= Text passage =
A 46-year-old woman was referred for diagnostic workup due to low back pain. Magnetic resonance imaging (MRI) of the spine revealed a herniated L5-S1 disc and degenerative vertebral lesions. Additionally, a left adrenal tumor was found.

The patient was admitted to our Department of Endocrinology to evaluate the adrenal mass. Clinically, except low back pain, the patient denied any other complaints. Hormonal tests confirmed a nonsecreting adrenal tumor. Computed tomography (CT) showed a tumor in the left adrenal gland of 13×11×12 mm in size and a density of –70 Hounsfield units. The lesion was comparable with that detected on the previous MRI scan and diagnosed as myelolipoma. Apart from that, multiple osteosclerotic lesions of different size and unclear characteristics, possibly metastases, were detected in the pelvic bones and the ribs, which required further diagnostic workup (Figure 1A and 1B). The levels of parathormone, calcium, phosphorus, and alkaline phosphatase were normal, but serum 25-hydroxyvitamin D concentration was lowered. Both thyroid function and morphology on ultrasound scans showed no abnormalities. The levels of thyroid peroxidase and thyroglobulin antibodies were low.

= Supplied information =

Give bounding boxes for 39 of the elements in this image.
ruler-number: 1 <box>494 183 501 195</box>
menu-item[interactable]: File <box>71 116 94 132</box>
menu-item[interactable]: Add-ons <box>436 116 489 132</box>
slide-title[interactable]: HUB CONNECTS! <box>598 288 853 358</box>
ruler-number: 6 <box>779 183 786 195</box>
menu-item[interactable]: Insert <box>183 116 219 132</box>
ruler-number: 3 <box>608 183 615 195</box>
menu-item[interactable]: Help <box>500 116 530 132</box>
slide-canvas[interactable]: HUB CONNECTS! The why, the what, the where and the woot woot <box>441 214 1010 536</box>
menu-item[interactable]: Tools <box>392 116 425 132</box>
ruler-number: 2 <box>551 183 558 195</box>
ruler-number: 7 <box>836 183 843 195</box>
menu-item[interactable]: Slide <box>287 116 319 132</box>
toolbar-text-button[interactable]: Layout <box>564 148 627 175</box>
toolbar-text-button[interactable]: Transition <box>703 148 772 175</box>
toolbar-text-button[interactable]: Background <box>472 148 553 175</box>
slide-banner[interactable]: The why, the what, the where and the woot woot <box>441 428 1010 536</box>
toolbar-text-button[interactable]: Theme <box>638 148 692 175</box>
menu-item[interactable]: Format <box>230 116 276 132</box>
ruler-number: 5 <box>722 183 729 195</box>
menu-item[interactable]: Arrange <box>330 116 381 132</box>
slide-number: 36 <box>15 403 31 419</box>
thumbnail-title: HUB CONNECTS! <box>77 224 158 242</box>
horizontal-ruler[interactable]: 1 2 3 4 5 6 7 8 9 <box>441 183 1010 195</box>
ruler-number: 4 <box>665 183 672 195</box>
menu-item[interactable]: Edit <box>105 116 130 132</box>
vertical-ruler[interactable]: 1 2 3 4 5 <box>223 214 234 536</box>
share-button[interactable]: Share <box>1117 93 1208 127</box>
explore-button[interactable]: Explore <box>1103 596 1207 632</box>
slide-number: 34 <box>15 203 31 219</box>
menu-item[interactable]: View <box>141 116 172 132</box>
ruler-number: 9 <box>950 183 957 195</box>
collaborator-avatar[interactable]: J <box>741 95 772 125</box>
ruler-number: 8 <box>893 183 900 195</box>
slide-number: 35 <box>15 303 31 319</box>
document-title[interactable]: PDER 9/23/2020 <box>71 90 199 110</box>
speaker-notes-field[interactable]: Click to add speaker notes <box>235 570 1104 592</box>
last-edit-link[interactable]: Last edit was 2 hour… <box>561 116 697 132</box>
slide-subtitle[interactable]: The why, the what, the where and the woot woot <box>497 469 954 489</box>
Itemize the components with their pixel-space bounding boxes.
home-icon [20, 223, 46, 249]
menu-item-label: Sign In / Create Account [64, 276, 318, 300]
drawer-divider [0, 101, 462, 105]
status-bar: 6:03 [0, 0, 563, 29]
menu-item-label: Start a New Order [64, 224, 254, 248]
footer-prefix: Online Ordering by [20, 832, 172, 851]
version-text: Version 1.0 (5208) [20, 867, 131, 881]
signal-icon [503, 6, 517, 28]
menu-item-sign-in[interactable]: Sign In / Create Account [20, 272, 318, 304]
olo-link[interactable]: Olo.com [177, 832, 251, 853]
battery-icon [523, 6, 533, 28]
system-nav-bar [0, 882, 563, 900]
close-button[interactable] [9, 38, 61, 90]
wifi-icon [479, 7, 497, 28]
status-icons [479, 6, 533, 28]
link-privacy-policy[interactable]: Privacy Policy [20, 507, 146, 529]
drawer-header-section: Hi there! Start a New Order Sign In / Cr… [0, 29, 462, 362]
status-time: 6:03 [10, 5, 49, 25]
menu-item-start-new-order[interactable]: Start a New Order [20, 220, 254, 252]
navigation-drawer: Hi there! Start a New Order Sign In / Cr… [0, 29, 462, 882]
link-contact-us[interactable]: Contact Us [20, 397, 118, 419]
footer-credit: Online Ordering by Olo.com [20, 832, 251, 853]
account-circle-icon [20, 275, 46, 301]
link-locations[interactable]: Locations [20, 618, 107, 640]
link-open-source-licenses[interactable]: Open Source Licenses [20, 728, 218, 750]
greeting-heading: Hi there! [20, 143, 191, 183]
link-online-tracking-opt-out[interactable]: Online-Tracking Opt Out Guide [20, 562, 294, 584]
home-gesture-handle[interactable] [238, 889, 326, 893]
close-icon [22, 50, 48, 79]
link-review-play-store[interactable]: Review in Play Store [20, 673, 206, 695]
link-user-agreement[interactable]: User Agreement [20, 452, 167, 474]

= Your instructions =
According to the case description, what size did computed tomography show for the tumor in the left adrenal gland? Answer from the case description alone.

= Output for this task =
13×11×12 mm